**Set of tasks**
1. In the section on loudspeaker competitions, what features mark the houses of the Gadje?
2. Resume the section on loudspeaker competitions, picking up right after its final sentence.

**Document section**
[START]

3. Sound Provocations: A Reconfiguration of Space Via Loudspeaker Competitions 


 

New Year’s Eve 2019, eleven years after Babo recorded his first videos with his mobile phone. Loudspeakers are no longer the exclusive property of musicians and are no longer limited to social events like weddings, christening, or birthdays. As I wander through the streets of the village my interlocutors sensitize me to what constitutes the specificity of the soundscape of the Roma streets in comparison with the sonic atmosphere of the streets inhabited by the Gadje (non-Roma), a neighborhood closer to the center of the municipality, Filipeștii de Pădure. Whereas the Gadje/Romanian houses are characterized by high fences, closed gates, and barking guard dogs, the țigănie is marked by the presence of families with small children on the side of the road, accompanied, in several places, by powerful loudspeakers. And although several Roma families are now settled in the streets of the Gadje, they keep, at least, one of these two distinctive features. This sonic atmosphere contributes to feeding an imaginary of the țigănie as a separate territory, an imaginary that my interlocutors know how to instrumentalize in order to intimidate, manipulate, or challenge their Gadje interlocutors – even if, like any reverse stigma, discriminatory practices are still prevalent in administrative or authoritative structures. In the same way as the bell towers of French villages, whose history was studied by historian Alain Corbin ([1994] 1998), these loudspeakers are territorial and social markers.

[END]

**Given data**
[START]

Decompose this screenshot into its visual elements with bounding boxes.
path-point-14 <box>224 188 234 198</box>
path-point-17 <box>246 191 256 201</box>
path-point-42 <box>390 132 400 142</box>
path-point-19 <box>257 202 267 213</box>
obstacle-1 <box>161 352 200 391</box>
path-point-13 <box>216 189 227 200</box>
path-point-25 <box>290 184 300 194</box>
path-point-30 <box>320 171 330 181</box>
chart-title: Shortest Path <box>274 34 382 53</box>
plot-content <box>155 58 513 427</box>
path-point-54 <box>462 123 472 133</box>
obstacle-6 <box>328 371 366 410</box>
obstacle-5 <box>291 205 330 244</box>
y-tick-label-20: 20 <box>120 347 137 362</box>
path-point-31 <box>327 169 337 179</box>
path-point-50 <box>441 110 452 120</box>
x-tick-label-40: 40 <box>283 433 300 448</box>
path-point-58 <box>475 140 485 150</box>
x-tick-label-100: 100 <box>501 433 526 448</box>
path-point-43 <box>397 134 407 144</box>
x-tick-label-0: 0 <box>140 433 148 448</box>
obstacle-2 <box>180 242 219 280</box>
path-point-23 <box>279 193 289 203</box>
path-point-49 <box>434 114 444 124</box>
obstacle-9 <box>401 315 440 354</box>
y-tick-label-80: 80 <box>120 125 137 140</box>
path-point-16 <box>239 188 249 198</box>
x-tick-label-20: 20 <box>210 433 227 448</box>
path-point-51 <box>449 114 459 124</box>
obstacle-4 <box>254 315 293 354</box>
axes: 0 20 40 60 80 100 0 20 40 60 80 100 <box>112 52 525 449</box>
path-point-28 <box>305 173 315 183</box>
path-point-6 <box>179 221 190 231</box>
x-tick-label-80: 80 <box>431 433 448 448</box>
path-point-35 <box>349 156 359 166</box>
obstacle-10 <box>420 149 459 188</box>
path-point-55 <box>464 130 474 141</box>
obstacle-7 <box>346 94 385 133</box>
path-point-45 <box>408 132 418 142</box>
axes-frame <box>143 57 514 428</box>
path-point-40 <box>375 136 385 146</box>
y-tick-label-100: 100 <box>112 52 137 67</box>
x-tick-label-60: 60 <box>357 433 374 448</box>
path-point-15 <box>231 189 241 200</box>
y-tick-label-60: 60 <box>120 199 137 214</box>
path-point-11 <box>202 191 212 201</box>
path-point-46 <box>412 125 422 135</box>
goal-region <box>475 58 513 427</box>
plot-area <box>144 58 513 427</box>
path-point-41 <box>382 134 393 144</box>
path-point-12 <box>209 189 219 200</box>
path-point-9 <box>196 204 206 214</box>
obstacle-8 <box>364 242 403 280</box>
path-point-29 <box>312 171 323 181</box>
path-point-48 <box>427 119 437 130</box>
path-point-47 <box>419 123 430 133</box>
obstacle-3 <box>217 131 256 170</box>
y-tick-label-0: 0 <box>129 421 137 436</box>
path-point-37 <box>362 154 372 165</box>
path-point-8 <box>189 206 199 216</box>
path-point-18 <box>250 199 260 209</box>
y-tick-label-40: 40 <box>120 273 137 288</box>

[END]

**Results for the exercise**
1. High fences, closed gates, and barking guard dogs.

2.
 

New Year’s Eve is of course an exceptional time, and both the loudness and the multilayered nature of the sonic content in the middle of the night here reached a level that piqued my attention, encouraging me to record these few images from my mother-in-law’s lot (I married into the community in 2012; see Larcher 2020). New Year’s Eve 2023 shifted these loudspeakers from the background to the main object of my listening.

 

While since the mid-2010s several young men have acquired sound systems similar to those of the musicians, my perspective mirrored that of the families with whom I lived: considering these loudspeakers competitions as sound provocations. Indeed, for part of the neighborhood, hearing and feeling the loudness of the music is experienced as problematic. Worse, the loudspeakers, installed on the stoop, facing the street (see the photograph above), and set to high volumes without anyone in the household dancing or seeming to listen – and thus outside of occasions like family celebrations where the curious assemble to evaluate the gathering or listen to the musicians (as in the first video) – seemed to be a matter of defiance, provocation and intimate enmity (dușmănie). While the increased acoustic power of these loudspeakers in the 2010s affects a growing number of people and fuels numerous conversations, in reality, this practice of playing loud music out of defiance is part of a continuing history of amplified music in Dițești. Similar uses in the 1990s were reported to me by my interlocutors, and I have been able to observe them since 2007.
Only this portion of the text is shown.